### What this task involves
Each record below is to be copied word for word, with pictures removed.

-- Entries provided start --

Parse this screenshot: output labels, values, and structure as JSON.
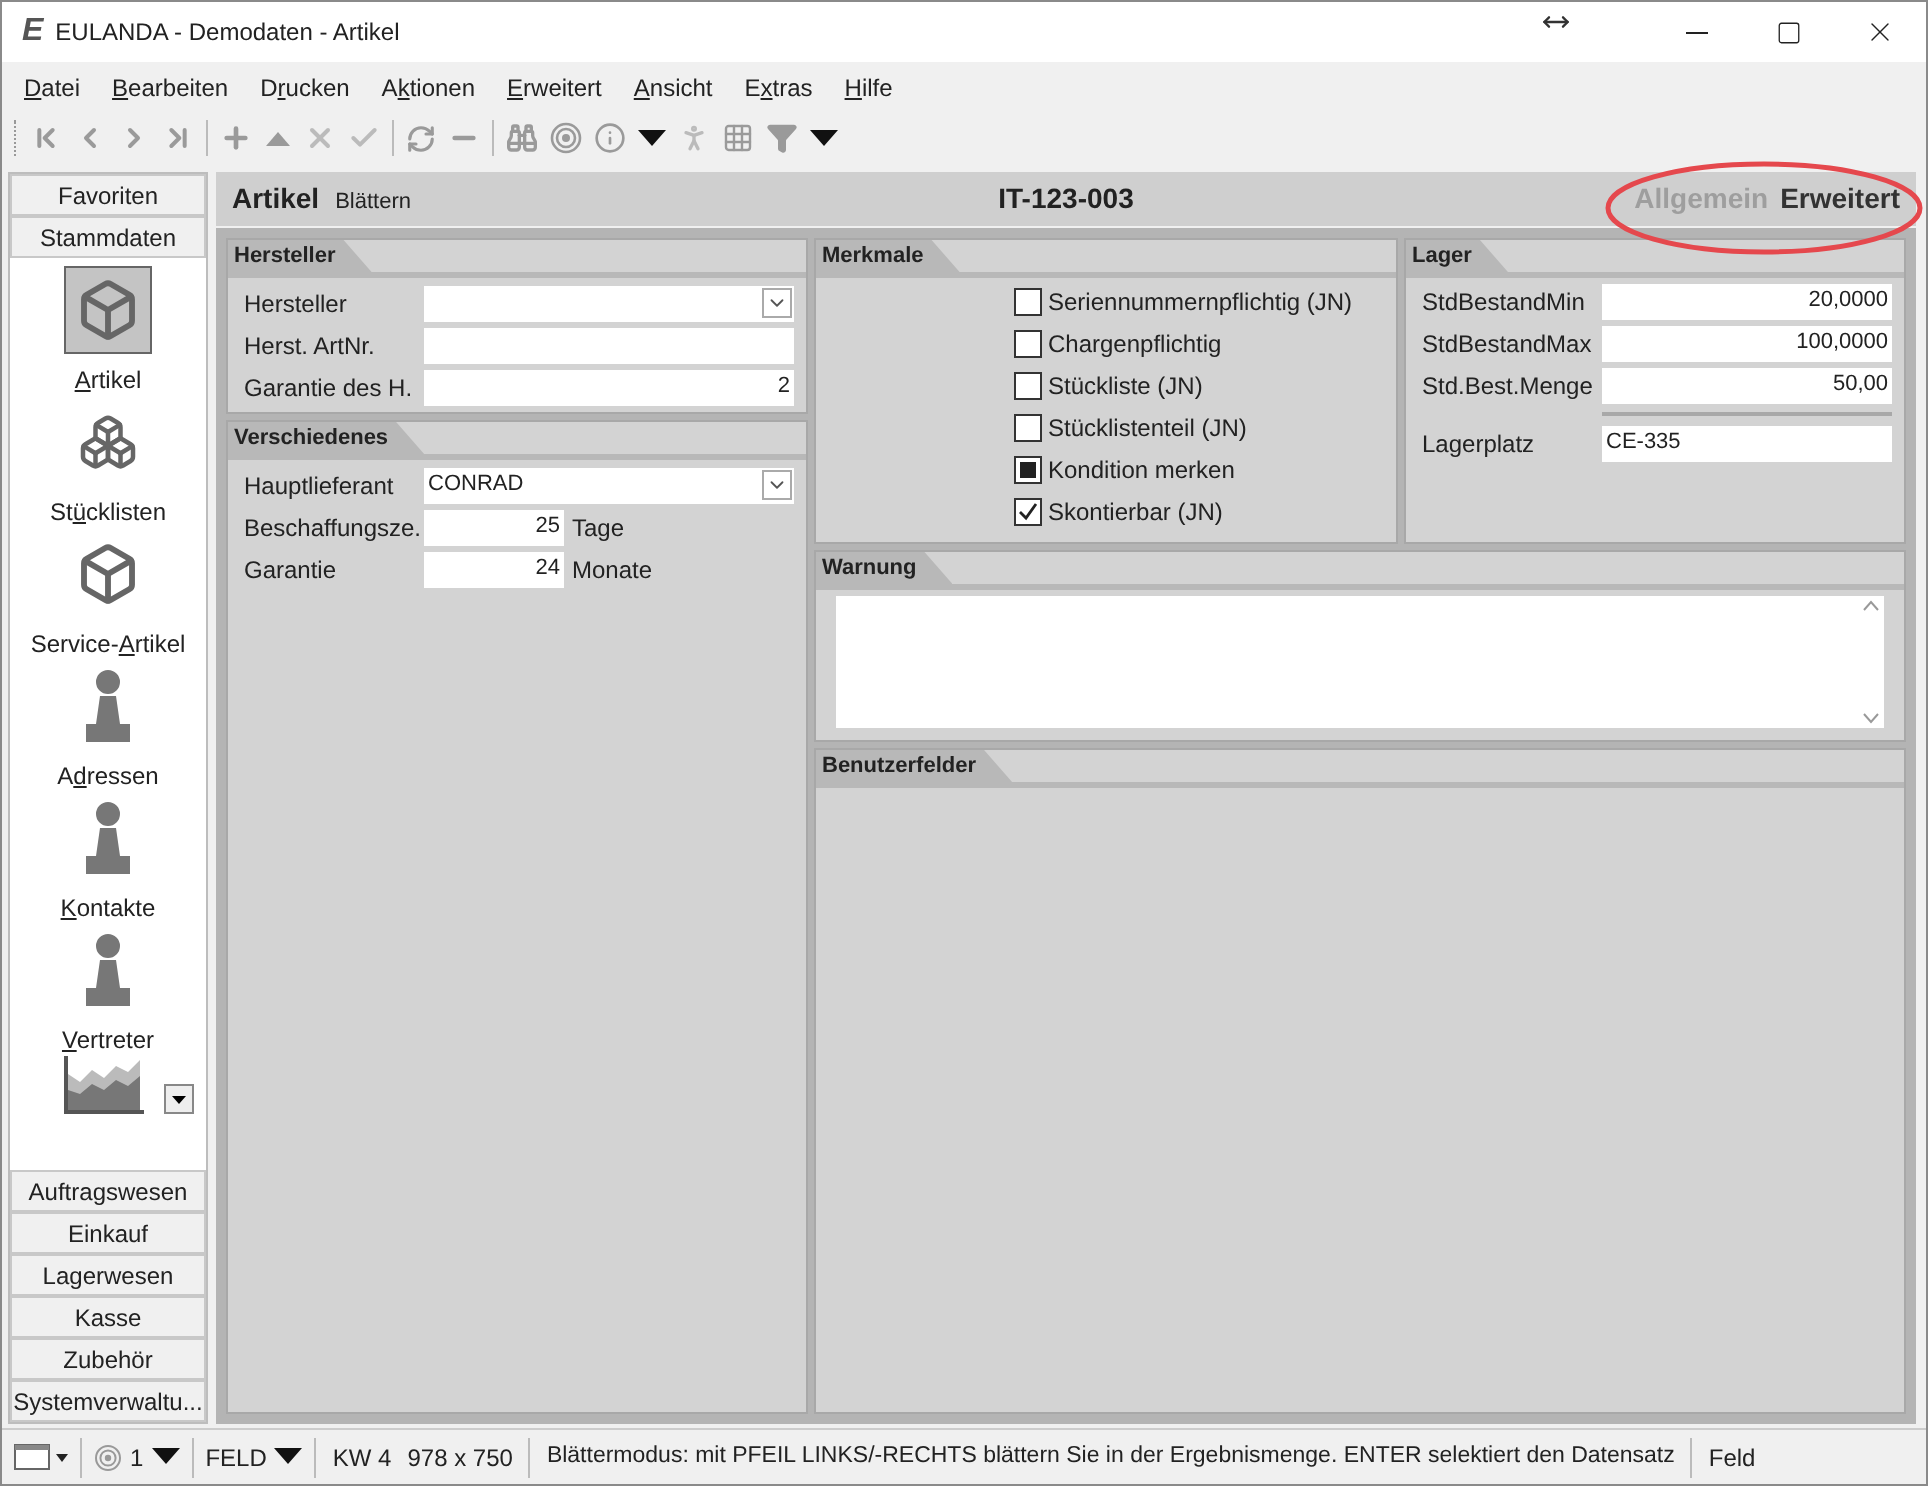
{
  "window": {
    "title": "EULANDA - Demodaten - Artikel",
    "logo": "E"
  },
  "menu": [
    {
      "key": "D",
      "post": "atei"
    },
    {
      "key": "B",
      "post": "earbeiten"
    },
    {
      "pre": "D",
      "key": "r",
      "post": "ucken"
    },
    {
      "pre": "A",
      "key": "k",
      "post": "tionen"
    },
    {
      "key": "E",
      "post": "rweitert"
    },
    {
      "key": "A",
      "post": "nsicht"
    },
    {
      "pre": "E",
      "key": "x",
      "post": "tras"
    },
    {
      "key": "H",
      "post": "ilfe"
    }
  ],
  "sidebar": {
    "top_groups": [
      {
        "label": "Favoriten"
      },
      {
        "label": "Stammdaten"
      }
    ],
    "items": [
      {
        "kind": "cube",
        "key": "A",
        "post": "rtikel",
        "selected": true
      },
      {
        "kind": "cubes",
        "pre": "St",
        "key": "ü",
        "post": "cklisten",
        "selected": false
      },
      {
        "kind": "cube",
        "pre": "Service-",
        "key": "A",
        "post": "rtikel",
        "selected": false
      },
      {
        "kind": "pawn",
        "pre": "A",
        "key": "d",
        "post": "ressen",
        "selected": false
      },
      {
        "kind": "pawn",
        "key": "K",
        "post": "ontakte",
        "selected": false
      },
      {
        "kind": "pawn",
        "key": "V",
        "post": "ertreter",
        "selected": false
      }
    ],
    "bottom_groups": [
      {
        "label": "Auftragswesen"
      },
      {
        "label": "Einkauf"
      },
      {
        "label": "Lagerwesen"
      },
      {
        "label": "Kasse"
      },
      {
        "label": "Zubehör"
      },
      {
        "label": "Systemverwaltu..."
      }
    ]
  },
  "header": {
    "title": "Artikel",
    "mode": "Blättern",
    "record": "IT-123-003",
    "tabs": [
      {
        "label": "Allgemein",
        "selected": false
      },
      {
        "label": "Erweitert",
        "selected": true
      }
    ]
  },
  "annotation": {
    "kind": "ellipse",
    "color": "#e5484d"
  },
  "hersteller": {
    "title": "Hersteller",
    "fields": [
      {
        "kind": "combo",
        "label": "Hersteller"
      },
      {
        "kind": "text",
        "label": "Herst. ArtNr."
      },
      {
        "kind": "number",
        "label": "Garantie des H.",
        "value": "2"
      }
    ]
  },
  "verschiedenes": {
    "title": "Verschiedenes",
    "fields": [
      {
        "kind": "combo",
        "label": "Hauptlieferant",
        "value": "CONRAD"
      },
      {
        "kind": "number",
        "label": "Beschaffungsze.",
        "value": "25",
        "unit": "Tage"
      },
      {
        "kind": "number",
        "label": "Garantie",
        "value": "24",
        "unit": "Monate"
      }
    ]
  },
  "merkmale": {
    "title": "Merkmale",
    "checkboxes": [
      {
        "kind": "tick",
        "label": "Seriennummernpflichtig (JN)",
        "checked": false
      },
      {
        "kind": "tick",
        "label": "Chargenpflichtig",
        "checked": false
      },
      {
        "kind": "tick",
        "label": "Stückliste (JN)",
        "checked": false
      },
      {
        "kind": "tick",
        "label": "Stücklistenteil (JN)",
        "checked": false
      },
      {
        "kind": "square",
        "label": "Kondition merken",
        "checked": true
      },
      {
        "kind": "tick",
        "label": "Skontierbar (JN)",
        "checked": true
      }
    ]
  },
  "lager": {
    "title": "Lager",
    "fields": [
      {
        "kind": "number",
        "label": "StdBestandMin",
        "value": "20,0000"
      },
      {
        "kind": "number",
        "label": "StdBestandMax",
        "value": "100,0000"
      },
      {
        "kind": "number",
        "label": "Std.Best.Menge",
        "value": "50,00"
      },
      {
        "kind": "separator"
      },
      {
        "kind": "text",
        "label": "Lagerplatz",
        "value": "CE-335"
      }
    ]
  },
  "warnung": {
    "title": "Warnung"
  },
  "benutzerfelder": {
    "title": "Benutzerfelder"
  },
  "status_bar": {
    "page": "1",
    "field_mode": "FELD",
    "week": "KW 4",
    "size": "978 x 750",
    "message": "Blättermodus: mit PFEIL LINKS/-RECHTS blättern Sie in der Ergebnismenge. ENTER selektiert den Datensatz",
    "field": "Feld"
  }
}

-- Entries provided end --

### Exercise output
Parse this screenshot: output labels, values, and structure as JSON.
{
  "window": {
    "title": "EULANDA - Demodaten - Artikel",
    "logo": "E"
  },
  "menu": [
    {
      "key": "D",
      "post": "atei"
    },
    {
      "key": "B",
      "post": "earbeiten"
    },
    {
      "pre": "D",
      "key": "r",
      "post": "ucken"
    },
    {
      "pre": "A",
      "key": "k",
      "post": "tionen"
    },
    {
      "key": "E",
      "post": "rweitert"
    },
    {
      "key": "A",
      "post": "nsicht"
    },
    {
      "pre": "E",
      "key": "x",
      "post": "tras"
    },
    {
      "key": "H",
      "post": "ilfe"
    }
  ],
  "sidebar": {
    "top_groups": [
      {
        "label": "Favoriten"
      },
      {
        "label": "Stammdaten"
      }
    ],
    "items": [
      {
        "kind": "cube",
        "key": "A",
        "post": "rtikel",
        "selected": true
      },
      {
        "kind": "cubes",
        "pre": "St",
        "key": "ü",
        "post": "cklisten",
        "selected": false
      },
      {
        "kind": "cube",
        "pre": "Service-",
        "key": "A",
        "post": "rtikel",
        "selected": false
      },
      {
        "kind": "pawn",
        "pre": "A",
        "key": "d",
        "post": "ressen",
        "selected": false
      },
      {
        "kind": "pawn",
        "key": "K",
        "post": "ontakte",
        "selected": false
      },
      {
        "kind": "pawn",
        "key": "V",
        "post": "ertreter",
        "selected": false
      }
    ],
    "bottom_groups": [
      {
        "label": "Auftragswesen"
      },
      {
        "label": "Einkauf"
      },
      {
        "label": "Lagerwesen"
      },
      {
        "label": "Kasse"
      },
      {
        "label": "Zubehör"
      },
      {
        "label": "Systemverwaltu..."
      }
    ]
  },
  "header": {
    "title": "Artikel",
    "mode": "Blättern",
    "record": "IT-123-003",
    "tabs": [
      {
        "label": "Allgemein",
        "selected": false
      },
      {
        "label": "Erweitert",
        "selected": true
      }
    ]
  },
  "annotation": {
    "kind": "ellipse",
    "color": "#e5484d"
  },
  "hersteller": {
    "title": "Hersteller",
    "fields": [
      {
        "kind": "combo",
        "label": "Hersteller"
      },
      {
        "kind": "text",
        "label": "Herst. ArtNr."
      },
      {
        "kind": "number",
        "label": "Garantie des H.",
        "value": "2"
      }
    ]
  },
  "verschiedenes": {
    "title": "Verschiedenes",
    "fields": [
      {
        "kind": "combo",
        "label": "Hauptlieferant",
        "value": "CONRAD"
      },
      {
        "kind": "number",
        "label": "Beschaffungsze.",
        "value": "25",
        "unit": "Tage"
      },
      {
        "kind": "number",
        "label": "Garantie",
        "value": "24",
        "unit": "Monate"
      }
    ]
  },
  "merkmale": {
    "title": "Merkmale",
    "checkboxes": [
      {
        "kind": "tick",
        "label": "Seriennummernpflichtig (JN)",
        "checked": false
      },
      {
        "kind": "tick",
        "label": "Chargenpflichtig",
        "checked": false
      },
      {
        "kind": "tick",
        "label": "Stückliste (JN)",
        "checked": false
      },
      {
        "kind": "tick",
        "label": "Stücklistenteil (JN)",
        "checked": false
      },
      {
        "kind": "square",
        "label": "Kondition merken",
        "checked": true
      },
      {
        "kind": "tick",
        "label": "Skontierbar (JN)",
        "checked": true
      }
    ]
  },
  "lager": {
    "title": "Lager",
    "fields": [
      {
        "kind": "number",
        "label": "StdBestandMin",
        "value": "20,0000"
      },
      {
        "kind": "number",
        "label": "StdBestandMax",
        "value": "100,0000"
      },
      {
        "kind": "number",
        "label": "Std.Best.Menge",
        "value": "50,00"
      },
      {
        "kind": "separator"
      },
      {
        "kind": "text",
        "label": "Lagerplatz",
        "value": "CE-335"
      }
    ]
  },
  "warnung": {
    "title": "Warnung"
  },
  "benutzerfelder": {
    "title": "Benutzerfelder"
  },
  "status_bar": {
    "page": "1",
    "field_mode": "FELD",
    "week": "KW 4",
    "size": "978 x 750",
    "message": "Blättermodus: mit PFEIL LINKS/-RECHTS blättern Sie in der Ergebnismenge. ENTER selektiert den Datensatz",
    "field": "Feld"
  }
}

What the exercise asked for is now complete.